## Consegne:
[A] Quale impresa dello Stato italiano viene nominata nel brano sui due militari in India?
[B] Nel brano sui due militari in India, per quale motivo le cose vanno «all'opposto»? Spiegalo in non più di tre frasi.
[C] Prosegui il brano sui due militari in India a partire dall'ultima frase riportata.

╭─ Estratto della fonte

Se questi sono gli errori di parte italiana, perché l’India
ha assunto una posizione così rigida? Mettiamo che abbiano ragione loro, che i
due militari siano colpevoli di non avere applicato correttamente il protocollo
e che, quindi, abbiano ammazzato indebitamente dei pescatori. Butta storia,
ovviamente, ma non così grave. A maneggiare le armi, può capitare. Accusatemi
di cinismo, se credete, ma è capitato anche a militari stranieri in Italia. E’
ragionevole che le autorità del Paese colpito si risentano, ma se i rapporti
fra i due Stati sono buoni non farà altro che consegnare i presunti colpevoli
nelle mani dell’autorità altrui. Così si salvano i buoni rapporti e la pretesa
punitiva, poi si dimentica. Se qui le cose vanno all’opposto è perché manca la
premessa: i buoni rapporti. Perché manca? Ecco il punto delicato: forse per
come un’impresa dello Stato italiano ha condotto i propri affari, Finmeccanica.

╰─
╭─ Materiale fornito

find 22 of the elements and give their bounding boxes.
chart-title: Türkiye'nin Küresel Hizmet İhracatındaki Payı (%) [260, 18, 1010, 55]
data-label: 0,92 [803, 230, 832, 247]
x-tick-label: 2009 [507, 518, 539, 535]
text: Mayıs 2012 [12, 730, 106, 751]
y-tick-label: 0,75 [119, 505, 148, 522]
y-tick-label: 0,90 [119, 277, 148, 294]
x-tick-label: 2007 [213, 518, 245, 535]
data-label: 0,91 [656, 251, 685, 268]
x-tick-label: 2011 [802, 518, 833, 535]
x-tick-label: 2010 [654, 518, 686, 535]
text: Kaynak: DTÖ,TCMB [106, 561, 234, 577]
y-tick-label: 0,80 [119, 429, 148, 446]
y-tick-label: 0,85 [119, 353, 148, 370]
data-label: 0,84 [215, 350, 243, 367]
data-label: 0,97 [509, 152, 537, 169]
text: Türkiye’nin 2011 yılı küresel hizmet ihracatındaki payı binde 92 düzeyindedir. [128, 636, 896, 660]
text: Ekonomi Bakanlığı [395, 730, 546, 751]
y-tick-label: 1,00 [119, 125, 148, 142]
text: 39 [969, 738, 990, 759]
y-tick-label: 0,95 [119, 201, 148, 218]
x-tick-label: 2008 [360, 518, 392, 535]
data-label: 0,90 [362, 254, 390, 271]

╰─

## Risposte agli esercizi:
[A] Finmeccanica.

[B] Secondo il brano, quando i rapporti fra due Stati sono buoni, i presunti colpevoli vengono consegnati nelle mani dell'autorità altrui. In questo modo si salvano sia i buoni rapporti sia la pretesa punitiva, e poi si dimentica. Qui le cose vanno all'opposto perché manca proprio questa premessa, cioè i buoni rapporti.

[C]
Non sto dicendo che è di quella società la “colpa”, e, del
resto, sto accennando al lato oscuro di uno scontro noto come tale, ma
sottaciuto. Qualcosa non ha funzionato. E siccome è difficile che reazioni di
questo tipo siano provocate da inadempienze relative al contratto scritto, è
facile che riguardino la sua parte non scritta. Senza ipocrisie: in tutto il
mondo si fanno affari pagando extracosti o consulenze, alias mazzette, specie
nel settore militare, il moralismo è fuori di luogo, ma se trovi un Paese
inferocito, come l’India si mostra con noi, tocca al governo stabilire chi,
come e perché non ha funzionato.
Fin qui, invece, assistiamo a uno spettacolo diverso:
Finmeccanica è stata abbandonata, ma non decapitata e rinnovata; voci
ricattatorie corrono per ogni dove; il capo del governo italiano assiste inerte
alla non ammissione dei vertici Finmeccanica agli incontri internazionali.
Finmeccanica e governo hanno divorziato. E questo è grave, perché il governo è
l’azionista, nonché il titolare della politica estera.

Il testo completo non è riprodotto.